▸ **SUPPLIED PASSAGE**:
Heroin abusers vary widely in therapy response
NEW YORK (Reuters Health) - One dosage size is far from fitting all when it comes to a widely used treatment for heroin addiction, a study shows.
The study, of 222 U.S. veterans treated for opiate dependence, found that patients varied widely in the amount of methadone they needed to achieve abstinence. Methadone is an oral narcotic that suppresses withdrawal and reduces addicts‘ craving for heroin, and "methadone maintenance" is considered the gold standard of heroin addiction treatment.
Current guidelines recommend a minimum methadone dose of 60 milligrams (mg) per day, but many doctors in the field have argued that much lower doses can work for some patients.
The new study, published in the journal PLoS Medicine, found that some patients did in fact respond to far smaller methadone doses -- as low as 1.5 mg a day. Others, in contrast, needed nearly 200 mg to get them off of heroin.
Some of the factors that influenced patients‘ dosage needs were their overall mental health and their number of past attempts at heroin detox. Those diagnosed with post-traumatic stress disorder or depression, for example, tended to need higher methadone doses to stay clean for one month.

(Data records)
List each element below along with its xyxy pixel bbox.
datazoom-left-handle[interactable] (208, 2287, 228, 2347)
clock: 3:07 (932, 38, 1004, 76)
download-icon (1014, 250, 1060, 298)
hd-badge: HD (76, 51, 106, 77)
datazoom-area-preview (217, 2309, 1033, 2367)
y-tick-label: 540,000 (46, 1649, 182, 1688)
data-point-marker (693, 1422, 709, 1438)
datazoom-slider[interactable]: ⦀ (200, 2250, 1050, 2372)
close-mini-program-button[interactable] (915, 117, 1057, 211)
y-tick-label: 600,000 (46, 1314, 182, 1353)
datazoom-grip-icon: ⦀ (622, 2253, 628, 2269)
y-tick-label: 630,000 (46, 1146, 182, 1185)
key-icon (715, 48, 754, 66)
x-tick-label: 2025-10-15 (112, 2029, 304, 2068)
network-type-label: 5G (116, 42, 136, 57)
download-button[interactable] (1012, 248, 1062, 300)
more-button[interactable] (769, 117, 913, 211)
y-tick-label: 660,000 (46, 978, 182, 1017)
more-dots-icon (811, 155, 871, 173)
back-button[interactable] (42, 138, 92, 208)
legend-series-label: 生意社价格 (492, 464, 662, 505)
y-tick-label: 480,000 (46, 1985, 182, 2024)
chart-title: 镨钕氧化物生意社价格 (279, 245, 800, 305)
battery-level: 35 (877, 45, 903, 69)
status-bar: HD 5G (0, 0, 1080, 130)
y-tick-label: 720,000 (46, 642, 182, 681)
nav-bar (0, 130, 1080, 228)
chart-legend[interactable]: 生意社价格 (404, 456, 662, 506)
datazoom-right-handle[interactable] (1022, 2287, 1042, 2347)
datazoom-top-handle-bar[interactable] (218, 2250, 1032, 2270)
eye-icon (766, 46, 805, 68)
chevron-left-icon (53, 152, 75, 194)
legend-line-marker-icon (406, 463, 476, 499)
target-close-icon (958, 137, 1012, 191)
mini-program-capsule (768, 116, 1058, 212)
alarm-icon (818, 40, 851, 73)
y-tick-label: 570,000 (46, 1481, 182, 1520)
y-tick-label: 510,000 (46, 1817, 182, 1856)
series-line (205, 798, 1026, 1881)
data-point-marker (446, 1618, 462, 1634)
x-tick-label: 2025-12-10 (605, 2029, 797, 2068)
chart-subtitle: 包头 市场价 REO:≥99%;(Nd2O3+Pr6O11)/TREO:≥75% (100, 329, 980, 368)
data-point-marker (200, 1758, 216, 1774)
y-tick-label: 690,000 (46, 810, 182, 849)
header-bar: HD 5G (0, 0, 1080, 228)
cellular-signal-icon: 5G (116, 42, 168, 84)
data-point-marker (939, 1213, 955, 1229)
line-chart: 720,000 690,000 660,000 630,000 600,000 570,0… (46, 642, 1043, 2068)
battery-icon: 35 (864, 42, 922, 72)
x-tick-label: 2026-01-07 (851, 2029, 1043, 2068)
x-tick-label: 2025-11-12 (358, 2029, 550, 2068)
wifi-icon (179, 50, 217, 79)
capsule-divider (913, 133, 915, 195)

▸ **WHAT TO DO**:
Answer these about the methadone study text:
(a) How many U.S. veterans were in the study?
(b) What minimum daily methadone dose do current guidelines recommend?
(c) Patients with which two diagnoses tended to need higher doses to stay clean for one month?
The lines have nothing to do with the heroin treatment study.

▸ **PROBLEM SOLUTION**:
(a) 222
(b) 60 milligrams per day
(c) Post-traumatic stress disorder and depression